▶ [Exercise objective]: Retype each line exactly. Skip images.

BEGIN Information supplied

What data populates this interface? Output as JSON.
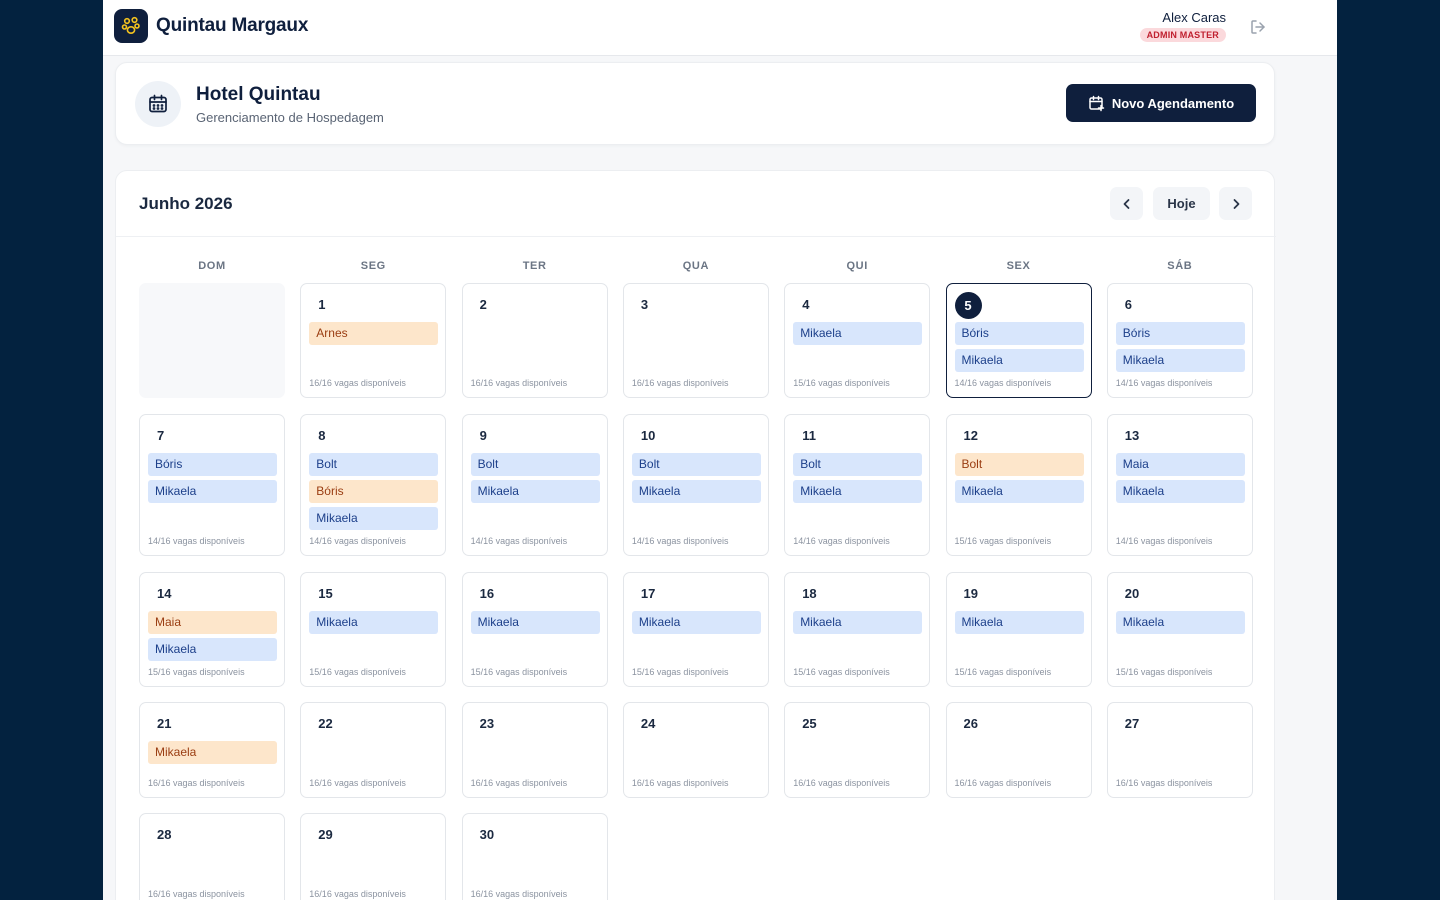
{
  "topbar": {
    "brand": "Quintau Margaux",
    "user_name": "Alex Caras",
    "user_role": "ADMIN MASTER"
  },
  "hotel": {
    "title": "Hotel Quintau",
    "subtitle": "Gerenciamento de Hospedagem",
    "new_button": "Novo Agendamento"
  },
  "calendar": {
    "month": "Junho 2026",
    "today_label": "Hoje",
    "weekdays": [
      "DOM",
      "SEG",
      "TER",
      "QUA",
      "QUI",
      "SEX",
      "SÁB"
    ],
    "today_day": 5,
    "colors": {
      "blue_bg": "#d8e6fc",
      "blue_fg": "#1c3f8a",
      "orange_bg": "#fde6cb",
      "orange_fg": "#9a3d12",
      "accent": "#0f1f3d"
    },
    "weeks": [
      [
        null,
        {
          "day": "1",
          "events": [
            {
              "name": "Arnes",
              "color": "orange"
            }
          ],
          "vagas": "16/16 vagas disponíveis"
        },
        {
          "day": "2",
          "events": [],
          "vagas": "16/16 vagas disponíveis"
        },
        {
          "day": "3",
          "events": [],
          "vagas": "16/16 vagas disponíveis"
        },
        {
          "day": "4",
          "events": [
            {
              "name": "Mikaela",
              "color": "blue"
            }
          ],
          "vagas": "15/16 vagas disponíveis"
        },
        {
          "day": "5",
          "events": [
            {
              "name": "Bóris",
              "color": "blue"
            },
            {
              "name": "Mikaela",
              "color": "blue"
            }
          ],
          "vagas": "14/16 vagas disponíveis"
        },
        {
          "day": "6",
          "events": [
            {
              "name": "Bóris",
              "color": "blue"
            },
            {
              "name": "Mikaela",
              "color": "blue"
            }
          ],
          "vagas": "14/16 vagas disponíveis"
        }
      ],
      [
        {
          "day": "7",
          "events": [
            {
              "name": "Bóris",
              "color": "blue"
            },
            {
              "name": "Mikaela",
              "color": "blue"
            }
          ],
          "vagas": "14/16 vagas disponíveis"
        },
        {
          "day": "8",
          "events": [
            {
              "name": "Bolt",
              "color": "blue"
            },
            {
              "name": "Bóris",
              "color": "orange"
            },
            {
              "name": "Mikaela",
              "color": "blue"
            }
          ],
          "vagas": "14/16 vagas disponíveis"
        },
        {
          "day": "9",
          "events": [
            {
              "name": "Bolt",
              "color": "blue"
            },
            {
              "name": "Mikaela",
              "color": "blue"
            }
          ],
          "vagas": "14/16 vagas disponíveis"
        },
        {
          "day": "10",
          "events": [
            {
              "name": "Bolt",
              "color": "blue"
            },
            {
              "name": "Mikaela",
              "color": "blue"
            }
          ],
          "vagas": "14/16 vagas disponíveis"
        },
        {
          "day": "11",
          "events": [
            {
              "name": "Bolt",
              "color": "blue"
            },
            {
              "name": "Mikaela",
              "color": "blue"
            }
          ],
          "vagas": "14/16 vagas disponíveis"
        },
        {
          "day": "12",
          "events": [
            {
              "name": "Bolt",
              "color": "orange"
            },
            {
              "name": "Mikaela",
              "color": "blue"
            }
          ],
          "vagas": "15/16 vagas disponíveis"
        },
        {
          "day": "13",
          "events": [
            {
              "name": "Maia",
              "color": "blue"
            },
            {
              "name": "Mikaela",
              "color": "blue"
            }
          ],
          "vagas": "14/16 vagas disponíveis"
        }
      ],
      [
        {
          "day": "14",
          "events": [
            {
              "name": "Maia",
              "color": "orange"
            },
            {
              "name": "Mikaela",
              "color": "blue"
            }
          ],
          "vagas": "15/16 vagas disponíveis"
        },
        {
          "day": "15",
          "events": [
            {
              "name": "Mikaela",
              "color": "blue"
            }
          ],
          "vagas": "15/16 vagas disponíveis"
        },
        {
          "day": "16",
          "events": [
            {
              "name": "Mikaela",
              "color": "blue"
            }
          ],
          "vagas": "15/16 vagas disponíveis"
        },
        {
          "day": "17",
          "events": [
            {
              "name": "Mikaela",
              "color": "blue"
            }
          ],
          "vagas": "15/16 vagas disponíveis"
        },
        {
          "day": "18",
          "events": [
            {
              "name": "Mikaela",
              "color": "blue"
            }
          ],
          "vagas": "15/16 vagas disponíveis"
        },
        {
          "day": "19",
          "events": [
            {
              "name": "Mikaela",
              "color": "blue"
            }
          ],
          "vagas": "15/16 vagas disponíveis"
        },
        {
          "day": "20",
          "events": [
            {
              "name": "Mikaela",
              "color": "blue"
            }
          ],
          "vagas": "15/16 vagas disponíveis"
        }
      ],
      [
        {
          "day": "21",
          "events": [
            {
              "name": "Mikaela",
              "color": "orange"
            }
          ],
          "vagas": "16/16 vagas disponíveis"
        },
        {
          "day": "22",
          "events": [],
          "vagas": "16/16 vagas disponíveis"
        },
        {
          "day": "23",
          "events": [],
          "vagas": "16/16 vagas disponíveis"
        },
        {
          "day": "24",
          "events": [],
          "vagas": "16/16 vagas disponíveis"
        },
        {
          "day": "25",
          "events": [],
          "vagas": "16/16 vagas disponíveis"
        },
        {
          "day": "26",
          "events": [],
          "vagas": "16/16 vagas disponíveis"
        },
        {
          "day": "27",
          "events": [],
          "vagas": "16/16 vagas disponíveis"
        }
      ],
      [
        {
          "day": "28",
          "events": [],
          "vagas": "16/16 vagas disponíveis"
        },
        {
          "day": "29",
          "events": [],
          "vagas": "16/16 vagas disponíveis"
        },
        {
          "day": "30",
          "events": [],
          "vagas": "16/16 vagas disponíveis"
        }
      ]
    ]
  },
  "icons": {
    "logo": "paw-logo-icon",
    "logout": "logout-icon",
    "hotel": "calendar-icon",
    "new": "calendar-plus-icon",
    "prev": "chevron-left-icon",
    "next": "chevron-right-icon"
  }
}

END Information supplied

▶ [Answer below]:
What data populates this interface? Output as JSON.
{
  "topbar": {
    "brand": "Quintau Margaux",
    "user_name": "Alex Caras",
    "user_role": "ADMIN MASTER"
  },
  "hotel": {
    "title": "Hotel Quintau",
    "subtitle": "Gerenciamento de Hospedagem",
    "new_button": "Novo Agendamento"
  },
  "calendar": {
    "month": "Junho 2026",
    "today_label": "Hoje",
    "weekdays": [
      "DOM",
      "SEG",
      "TER",
      "QUA",
      "QUI",
      "SEX",
      "SÁB"
    ],
    "today_day": 5,
    "colors": {
      "blue_bg": "#d8e6fc",
      "blue_fg": "#1c3f8a",
      "orange_bg": "#fde6cb",
      "orange_fg": "#9a3d12",
      "accent": "#0f1f3d"
    },
    "weeks": [
      [
        null,
        {
          "day": "1",
          "events": [
            {
              "name": "Arnes",
              "color": "orange"
            }
          ],
          "vagas": "16/16 vagas disponíveis"
        },
        {
          "day": "2",
          "events": [],
          "vagas": "16/16 vagas disponíveis"
        },
        {
          "day": "3",
          "events": [],
          "vagas": "16/16 vagas disponíveis"
        },
        {
          "day": "4",
          "events": [
            {
              "name": "Mikaela",
              "color": "blue"
            }
          ],
          "vagas": "15/16 vagas disponíveis"
        },
        {
          "day": "5",
          "events": [
            {
              "name": "Bóris",
              "color": "blue"
            },
            {
              "name": "Mikaela",
              "color": "blue"
            }
          ],
          "vagas": "14/16 vagas disponíveis"
        },
        {
          "day": "6",
          "events": [
            {
              "name": "Bóris",
              "color": "blue"
            },
            {
              "name": "Mikaela",
              "color": "blue"
            }
          ],
          "vagas": "14/16 vagas disponíveis"
        }
      ],
      [
        {
          "day": "7",
          "events": [
            {
              "name": "Bóris",
              "color": "blue"
            },
            {
              "name": "Mikaela",
              "color": "blue"
            }
          ],
          "vagas": "14/16 vagas disponíveis"
        },
        {
          "day": "8",
          "events": [
            {
              "name": "Bolt",
              "color": "blue"
            },
            {
              "name": "Bóris",
              "color": "orange"
            },
            {
              "name": "Mikaela",
              "color": "blue"
            }
          ],
          "vagas": "14/16 vagas disponíveis"
        },
        {
          "day": "9",
          "events": [
            {
              "name": "Bolt",
              "color": "blue"
            },
            {
              "name": "Mikaela",
              "color": "blue"
            }
          ],
          "vagas": "14/16 vagas disponíveis"
        },
        {
          "day": "10",
          "events": [
            {
              "name": "Bolt",
              "color": "blue"
            },
            {
              "name": "Mikaela",
              "color": "blue"
            }
          ],
          "vagas": "14/16 vagas disponíveis"
        },
        {
          "day": "11",
          "events": [
            {
              "name": "Bolt",
              "color": "blue"
            },
            {
              "name": "Mikaela",
              "color": "blue"
            }
          ],
          "vagas": "14/16 vagas disponíveis"
        },
        {
          "day": "12",
          "events": [
            {
              "name": "Bolt",
              "color": "orange"
            },
            {
              "name": "Mikaela",
              "color": "blue"
            }
          ],
          "vagas": "15/16 vagas disponíveis"
        },
        {
          "day": "13",
          "events": [
            {
              "name": "Maia",
              "color": "blue"
            },
            {
              "name": "Mikaela",
              "color": "blue"
            }
          ],
          "vagas": "14/16 vagas disponíveis"
        }
      ],
      [
        {
          "day": "14",
          "events": [
            {
              "name": "Maia",
              "color": "orange"
            },
            {
              "name": "Mikaela",
              "color": "blue"
            }
          ],
          "vagas": "15/16 vagas disponíveis"
        },
        {
          "day": "15",
          "events": [
            {
              "name": "Mikaela",
              "color": "blue"
            }
          ],
          "vagas": "15/16 vagas disponíveis"
        },
        {
          "day": "16",
          "events": [
            {
              "name": "Mikaela",
              "color": "blue"
            }
          ],
          "vagas": "15/16 vagas disponíveis"
        },
        {
          "day": "17",
          "events": [
            {
              "name": "Mikaela",
              "color": "blue"
            }
          ],
          "vagas": "15/16 vagas disponíveis"
        },
        {
          "day": "18",
          "events": [
            {
              "name": "Mikaela",
              "color": "blue"
            }
          ],
          "vagas": "15/16 vagas disponíveis"
        },
        {
          "day": "19",
          "events": [
            {
              "name": "Mikaela",
              "color": "blue"
            }
          ],
          "vagas": "15/16 vagas disponíveis"
        },
        {
          "day": "20",
          "events": [
            {
              "name": "Mikaela",
              "color": "blue"
            }
          ],
          "vagas": "15/16 vagas disponíveis"
        }
      ],
      [
        {
          "day": "21",
          "events": [
            {
              "name": "Mikaela",
              "color": "orange"
            }
          ],
          "vagas": "16/16 vagas disponíveis"
        },
        {
          "day": "22",
          "events": [],
          "vagas": "16/16 vagas disponíveis"
        },
        {
          "day": "23",
          "events": [],
          "vagas": "16/16 vagas disponíveis"
        },
        {
          "day": "24",
          "events": [],
          "vagas": "16/16 vagas disponíveis"
        },
        {
          "day": "25",
          "events": [],
          "vagas": "16/16 vagas disponíveis"
        },
        {
          "day": "26",
          "events": [],
          "vagas": "16/16 vagas disponíveis"
        },
        {
          "day": "27",
          "events": [],
          "vagas": "16/16 vagas disponíveis"
        }
      ],
      [
        {
          "day": "28",
          "events": [],
          "vagas": "16/16 vagas disponíveis"
        },
        {
          "day": "29",
          "events": [],
          "vagas": "16/16 vagas disponíveis"
        },
        {
          "day": "30",
          "events": [],
          "vagas": "16/16 vagas disponíveis"
        }
      ]
    ]
  },
  "icons": {
    "logo": "paw-logo-icon",
    "logout": "logout-icon",
    "hotel": "calendar-icon",
    "new": "calendar-plus-icon",
    "prev": "chevron-left-icon",
    "next": "chevron-right-icon"
  }
}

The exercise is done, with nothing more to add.